## WHAT YOU HAVE TO DO:
Collect every line of the records below that contains the word "late".

## DATA SUPPLIED:
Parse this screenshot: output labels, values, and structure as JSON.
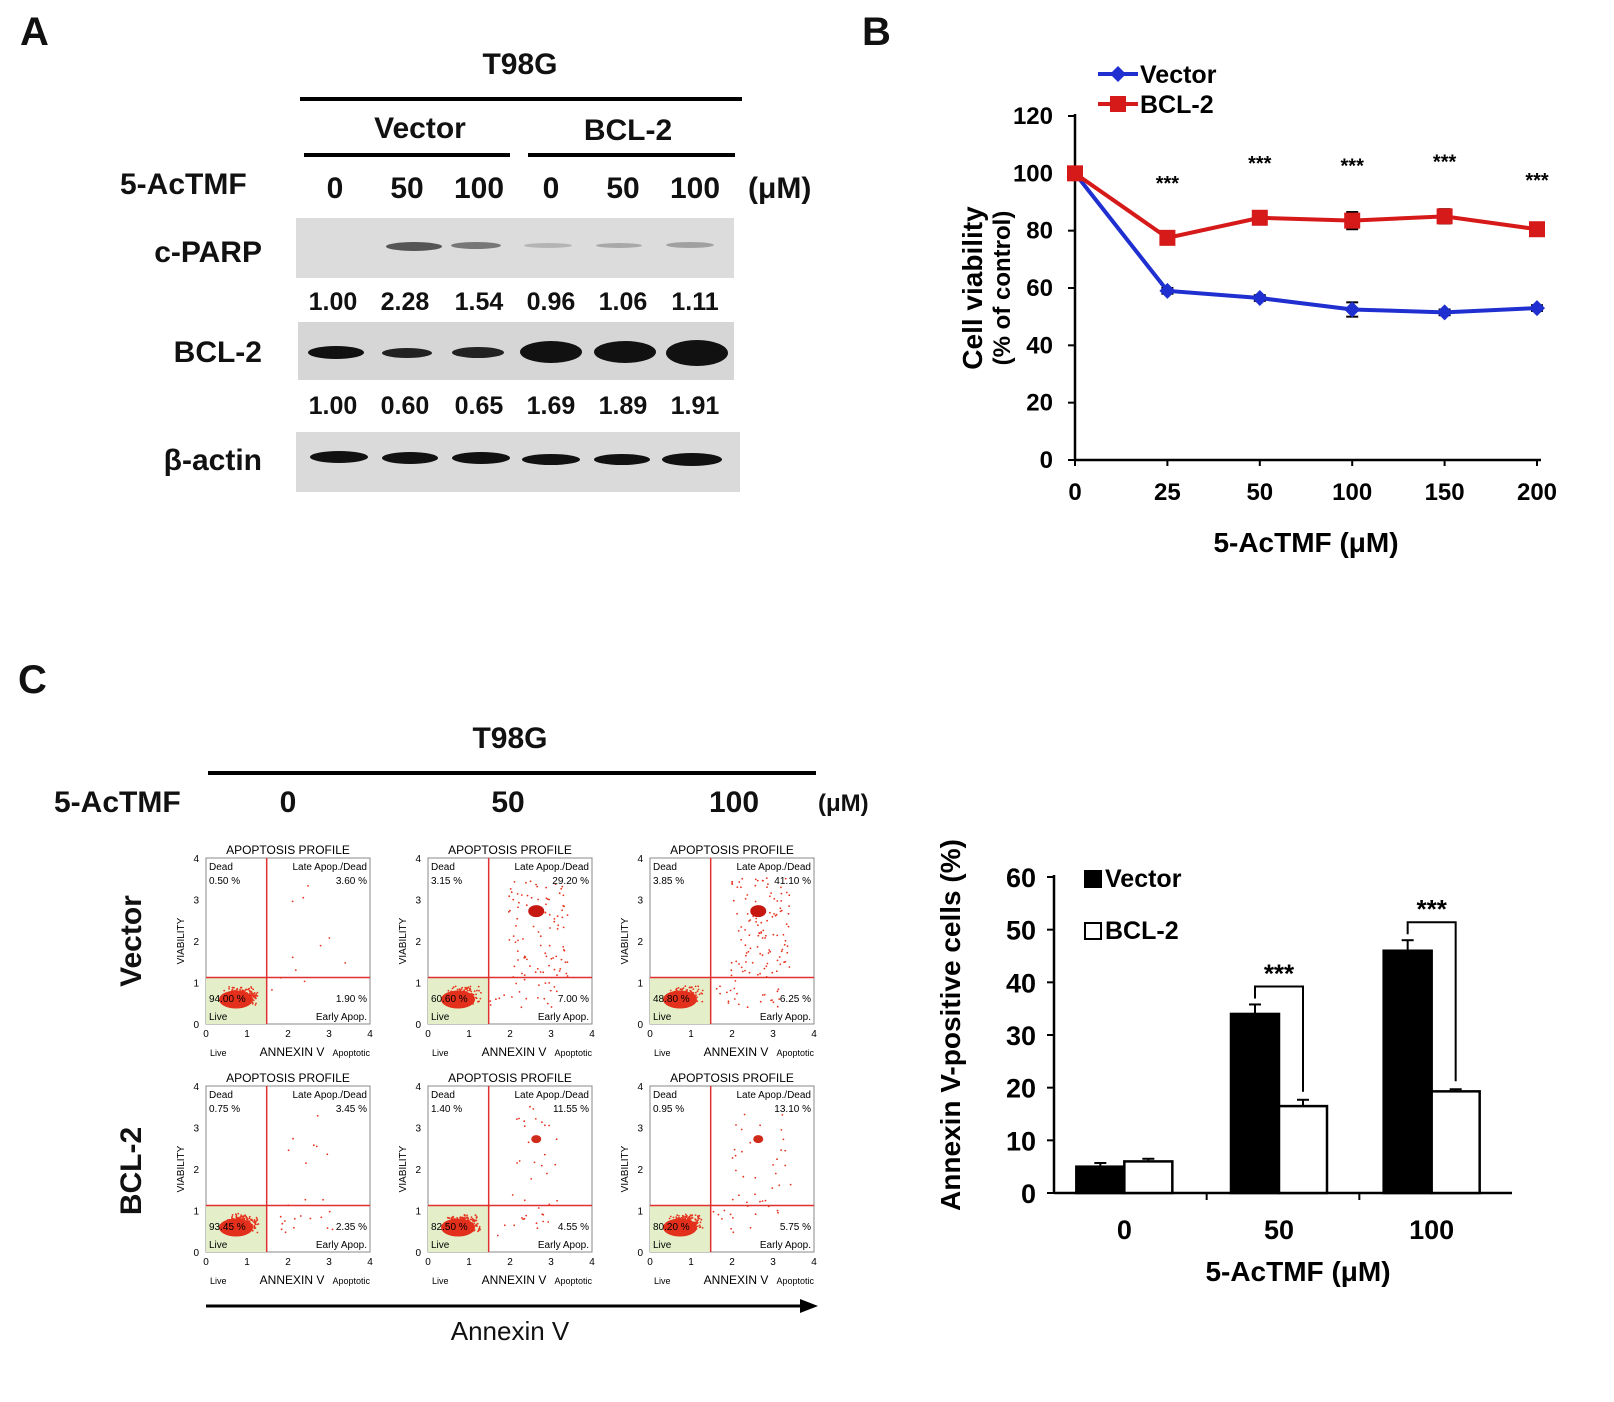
{
  "panel_a": {
    "letter": "A",
    "cell_line": "T98G",
    "groups": [
      "Vector",
      "BCL-2"
    ],
    "treatment_label": "5-AcTMF",
    "unit": "(μM)",
    "lanes": [
      "0",
      "50",
      "100",
      "0",
      "50",
      "100"
    ],
    "rows": [
      {
        "label": "c-PARP",
        "values": [
          "1.00",
          "2.28",
          "1.54",
          "0.96",
          "1.06",
          "1.11"
        ]
      },
      {
        "label": "BCL-2",
        "values": [
          "1.00",
          "0.60",
          "0.65",
          "1.69",
          "1.89",
          "1.91"
        ]
      },
      {
        "label": "β-actin"
      }
    ]
  },
  "panel_c": {
    "letter": "C",
    "cell_line": "T98G",
    "treatment_label": "5-AcTMF",
    "unit": "(μM)",
    "doses": [
      "0",
      "50",
      "100"
    ],
    "row_labels": [
      "Vector",
      "BCL-2"
    ],
    "x_arrow_label": "Annexin V",
    "flow": {
      "title": "APOPTOSIS PROFILE",
      "ylabel": "VIABILITY",
      "xlabel": "ANNEXIN V",
      "x_left": "Live",
      "x_right": "Apoptotic",
      "quadrant_names": {
        "dead": "Dead",
        "late": "Late Apop./Dead",
        "live": "Live",
        "early": "Early Apop."
      },
      "plots": [
        {
          "dead": "0.50 %",
          "late": "3.60 %",
          "live": "94.00 %",
          "early": "1.90 %"
        },
        {
          "dead": "3.15 %",
          "late": "29.20 %",
          "live": "60.60 %",
          "early": "7.00 %"
        },
        {
          "dead": "3.85 %",
          "late": "41.10 %",
          "live": "48.80 %",
          "early": "6.25 %"
        },
        {
          "dead": "0.75 %",
          "late": "3.45 %",
          "live": "93.45 %",
          "early": "2.35 %"
        },
        {
          "dead": "1.40 %",
          "late": "11.55 %",
          "live": "82.50 %",
          "early": "4.55 %"
        },
        {
          "dead": "0.95 %",
          "late": "13.10 %",
          "live": "80.20 %",
          "early": "5.75 %"
        }
      ]
    }
  },
  "chart_data": [
    {
      "panel": "B",
      "type": "line",
      "title": "",
      "xlabel": "5-AcTMF (μM)",
      "ylabel": "Cell viability (% of control)",
      "x": [
        0,
        25,
        50,
        100,
        150,
        200
      ],
      "x_tick_labels": [
        "0",
        "25",
        "50",
        "100",
        "150",
        "200"
      ],
      "ylim": [
        0,
        120
      ],
      "y_ticks": [
        0,
        20,
        40,
        60,
        80,
        100,
        120
      ],
      "legend": "top-left",
      "series": [
        {
          "name": "Vector",
          "color": "#1f2fd0",
          "marker": "diamond",
          "values": [
            100,
            59,
            56.5,
            52.5,
            51.5,
            53
          ],
          "errors": [
            0,
            1,
            1,
            2.5,
            1,
            1
          ]
        },
        {
          "name": "BCL-2",
          "color": "#d61a1a",
          "marker": "square",
          "values": [
            100,
            77.5,
            84.5,
            83.5,
            85,
            80.5
          ],
          "errors": [
            0,
            1.5,
            1.5,
            3,
            2.5,
            1
          ]
        }
      ],
      "annotations": [
        "***",
        "***",
        "***",
        "***",
        "***"
      ]
    },
    {
      "panel": "C-bar",
      "type": "bar",
      "title": "",
      "xlabel": "5-AcTMF (μM)",
      "ylabel": "Annexin V-positive cells (%)",
      "categories": [
        "0",
        "50",
        "100"
      ],
      "ylim": [
        0,
        60
      ],
      "y_ticks": [
        0,
        10,
        20,
        30,
        40,
        50,
        60
      ],
      "legend": "top-left",
      "series": [
        {
          "name": "Vector",
          "color": "#000000",
          "values": [
            5,
            34,
            46
          ],
          "errors": [
            0.7,
            1.8,
            2
          ]
        },
        {
          "name": "BCL-2",
          "color": "#ffffff",
          "values": [
            6,
            16.5,
            19.3
          ],
          "errors": [
            0.5,
            1.2,
            0.4
          ]
        }
      ],
      "significance": [
        {
          "category": "50",
          "label": "***"
        },
        {
          "category": "100",
          "label": "***"
        }
      ]
    }
  ]
}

## YOUR SOLUTION:
        "late": "Late Apop./Dead",
          "late": "3.60 %",
          "late": "29.20 %",
          "late": "41.10 %",
          "late": "3.45 %",
          "late": "11.55 %",
          "late": "13.10 %",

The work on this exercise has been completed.